Directions for this task ->
Return each line of the listing that contains the string "employed".

Supplied material ->

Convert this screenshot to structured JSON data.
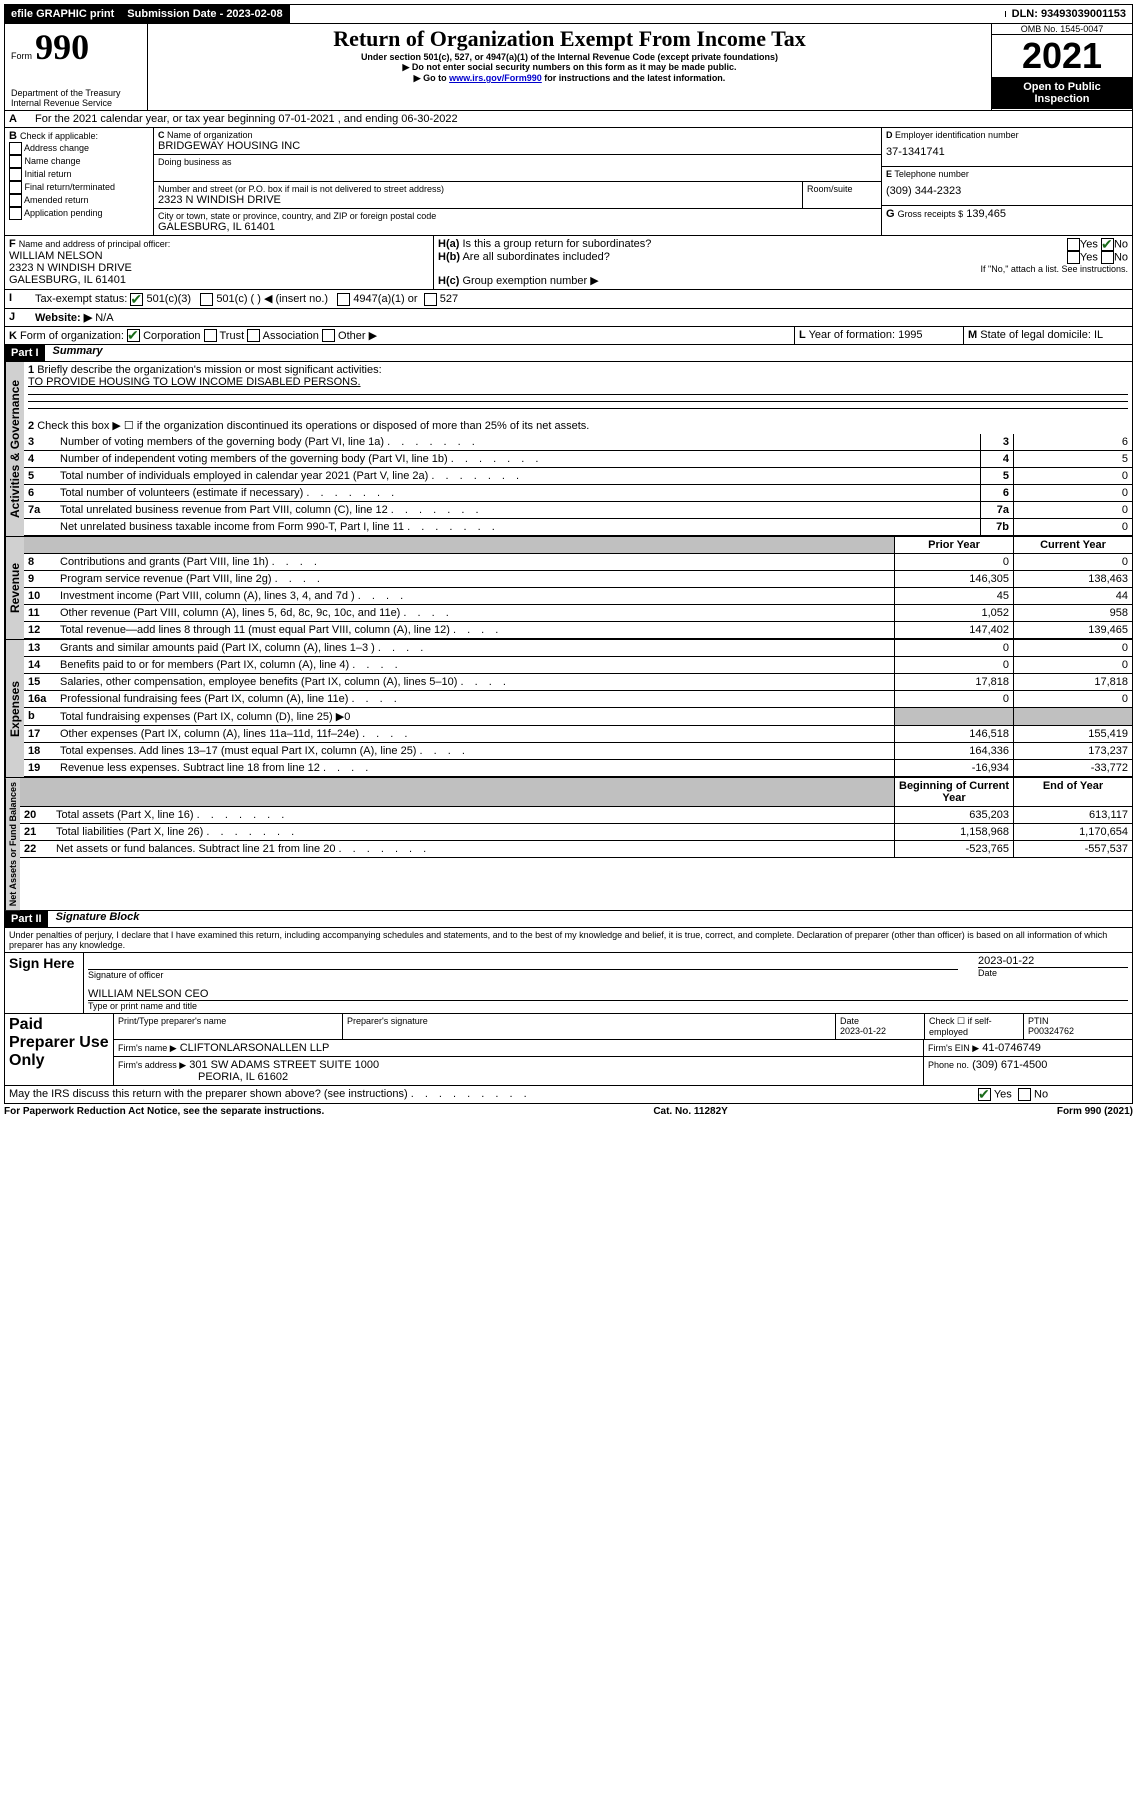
{
  "topbar": {
    "efile": "efile GRAPHIC print",
    "submission_label": "Submission Date - 2023-02-08",
    "dln_label": "DLN: 93493039001153"
  },
  "header": {
    "form_label": "Form",
    "form_number": "990",
    "dept": "Department of the Treasury Internal Revenue Service",
    "title": "Return of Organization Exempt From Income Tax",
    "subtitle": "Under section 501(c), 527, or 4947(a)(1) of the Internal Revenue Code (except private foundations)",
    "note1": "▶ Do not enter social security numbers on this form as it may be made public.",
    "note2_pre": "▶ Go to ",
    "note2_link": "www.irs.gov/Form990",
    "note2_post": " for instructions and the latest information.",
    "omb": "OMB No. 1545-0047",
    "year": "2021",
    "open": "Open to Public Inspection"
  },
  "A": {
    "text": "For the 2021 calendar year, or tax year beginning 07-01-2021 , and ending 06-30-2022"
  },
  "B": {
    "label": "Check if applicable:",
    "items": [
      "Address change",
      "Name change",
      "Initial return",
      "Final return/terminated",
      "Amended return",
      "Application pending"
    ]
  },
  "C": {
    "name_label": "Name of organization",
    "name": "BRIDGEWAY HOUSING INC",
    "dba_label": "Doing business as",
    "street_label": "Number and street (or P.O. box if mail is not delivered to street address)",
    "room_label": "Room/suite",
    "street": "2323 N WINDISH DRIVE",
    "city_label": "City or town, state or province, country, and ZIP or foreign postal code",
    "city": "GALESBURG, IL  61401"
  },
  "D": {
    "label": "Employer identification number",
    "val": "37-1341741"
  },
  "E": {
    "label": "Telephone number",
    "val": "(309) 344-2323"
  },
  "G": {
    "label": "Gross receipts $",
    "val": "139,465"
  },
  "F": {
    "label": "Name and address of principal officer:",
    "l1": "WILLIAM NELSON",
    "l2": "2323 N WINDISH DRIVE",
    "l3": "GALESBURG, IL  61401"
  },
  "H": {
    "a": "Is this a group return for subordinates?",
    "b": "Are all subordinates included?",
    "ifno": "If \"No,\" attach a list. See instructions.",
    "c": "Group exemption number ▶",
    "yes": "Yes",
    "no": "No"
  },
  "I": {
    "label": "Tax-exempt status:",
    "c3": "501(c)(3)",
    "c": "501(c) (  ) ◀ (insert no.)",
    "a1": "4947(a)(1) or",
    "s527": "527"
  },
  "J": {
    "label": "Website: ▶",
    "val": "N/A"
  },
  "K": {
    "label": "Form of organization:",
    "corp": "Corporation",
    "trust": "Trust",
    "assoc": "Association",
    "other": "Other ▶"
  },
  "L": {
    "label": "Year of formation: 1995"
  },
  "M": {
    "label": "State of legal domicile: IL"
  },
  "part1": {
    "header": "Part I",
    "title": "Summary",
    "q1": "Briefly describe the organization's mission or most significant activities:",
    "mission": "TO PROVIDE HOUSING TO LOW INCOME DISABLED PERSONS.",
    "q2": "Check this box ▶ ☐ if the organization discontinued its operations or disposed of more than 25% of its net assets.",
    "rows_gov": [
      {
        "n": "3",
        "t": "Number of voting members of the governing body (Part VI, line 1a)",
        "k": "3",
        "v": "6"
      },
      {
        "n": "4",
        "t": "Number of independent voting members of the governing body (Part VI, line 1b)",
        "k": "4",
        "v": "5"
      },
      {
        "n": "5",
        "t": "Total number of individuals employed in calendar year 2021 (Part V, line 2a)",
        "k": "5",
        "v": "0"
      },
      {
        "n": "6",
        "t": "Total number of volunteers (estimate if necessary)",
        "k": "6",
        "v": "0"
      },
      {
        "n": "7a",
        "t": "Total unrelated business revenue from Part VIII, column (C), line 12",
        "k": "7a",
        "v": "0"
      },
      {
        "n": "",
        "t": "Net unrelated business taxable income from Form 990-T, Part I, line 11",
        "k": "7b",
        "v": "0"
      }
    ],
    "col_prior": "Prior Year",
    "col_current": "Current Year",
    "revenue": [
      {
        "n": "8",
        "t": "Contributions and grants (Part VIII, line 1h)",
        "p": "0",
        "c": "0"
      },
      {
        "n": "9",
        "t": "Program service revenue (Part VIII, line 2g)",
        "p": "146,305",
        "c": "138,463"
      },
      {
        "n": "10",
        "t": "Investment income (Part VIII, column (A), lines 3, 4, and 7d )",
        "p": "45",
        "c": "44"
      },
      {
        "n": "11",
        "t": "Other revenue (Part VIII, column (A), lines 5, 6d, 8c, 9c, 10c, and 11e)",
        "p": "1,052",
        "c": "958"
      },
      {
        "n": "12",
        "t": "Total revenue—add lines 8 through 11 (must equal Part VIII, column (A), line 12)",
        "p": "147,402",
        "c": "139,465"
      }
    ],
    "expenses": [
      {
        "n": "13",
        "t": "Grants and similar amounts paid (Part IX, column (A), lines 1–3 )",
        "p": "0",
        "c": "0"
      },
      {
        "n": "14",
        "t": "Benefits paid to or for members (Part IX, column (A), line 4)",
        "p": "0",
        "c": "0"
      },
      {
        "n": "15",
        "t": "Salaries, other compensation, employee benefits (Part IX, column (A), lines 5–10)",
        "p": "17,818",
        "c": "17,818"
      },
      {
        "n": "16a",
        "t": "Professional fundraising fees (Part IX, column (A), line 11e)",
        "p": "0",
        "c": "0"
      },
      {
        "n": "b",
        "t": "Total fundraising expenses (Part IX, column (D), line 25) ▶0",
        "p": "",
        "c": "",
        "grey": true
      },
      {
        "n": "17",
        "t": "Other expenses (Part IX, column (A), lines 11a–11d, 11f–24e)",
        "p": "146,518",
        "c": "155,419"
      },
      {
        "n": "18",
        "t": "Total expenses. Add lines 13–17 (must equal Part IX, column (A), line 25)",
        "p": "164,336",
        "c": "173,237"
      },
      {
        "n": "19",
        "t": "Revenue less expenses. Subtract line 18 from line 12",
        "p": "-16,934",
        "c": "-33,772"
      }
    ],
    "col_begin": "Beginning of Current Year",
    "col_end": "End of Year",
    "netassets": [
      {
        "n": "20",
        "t": "Total assets (Part X, line 16)",
        "p": "635,203",
        "c": "613,117"
      },
      {
        "n": "21",
        "t": "Total liabilities (Part X, line 26)",
        "p": "1,158,968",
        "c": "1,170,654"
      },
      {
        "n": "22",
        "t": "Net assets or fund balances. Subtract line 21 from line 20",
        "p": "-523,765",
        "c": "-557,537"
      }
    ]
  },
  "vlabels": {
    "gov": "Activities & Governance",
    "rev": "Revenue",
    "exp": "Expenses",
    "net": "Net Assets or Fund Balances"
  },
  "part2": {
    "header": "Part II",
    "title": "Signature Block",
    "perjury": "Under penalties of perjury, I declare that I have examined this return, including accompanying schedules and statements, and to the best of my knowledge and belief, it is true, correct, and complete. Declaration of preparer (other than officer) is based on all information of which preparer has any knowledge.",
    "sign_here": "Sign Here",
    "sig_of": "Signature of officer",
    "date": "Date",
    "sig_date": "2023-01-22",
    "officer": "WILLIAM NELSON CEO",
    "officer_sub": "Type or print name and title",
    "paid": "Paid Preparer Use Only",
    "h1": "Print/Type preparer's name",
    "h2": "Preparer's signature",
    "h3": "Date",
    "h4": "Check ☐ if self-employed",
    "h5": "PTIN",
    "prep_date": "2023-01-22",
    "ptin": "P00324762",
    "firm_name_l": "Firm's name   ▶",
    "firm_name": "CLIFTONLARSONALLEN LLP",
    "firm_ein_l": "Firm's EIN ▶",
    "firm_ein": "41-0746749",
    "firm_addr_l": "Firm's address ▶",
    "firm_addr1": "301 SW ADAMS STREET SUITE 1000",
    "firm_addr2": "PEORIA, IL  61602",
    "phone_l": "Phone no.",
    "phone": "(309) 671-4500",
    "discuss": "May the IRS discuss this return with the preparer shown above? (see instructions)"
  },
  "footer": {
    "pra": "For Paperwork Reduction Act Notice, see the separate instructions.",
    "cat": "Cat. No. 11282Y",
    "form": "Form 990 (2021)"
  }
}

Solution for this problem ->
        "t": "Total number of individuals employed in calendar year 2021 (Part V, line 2a)",
    "h4": "Check ☐ if self-employed",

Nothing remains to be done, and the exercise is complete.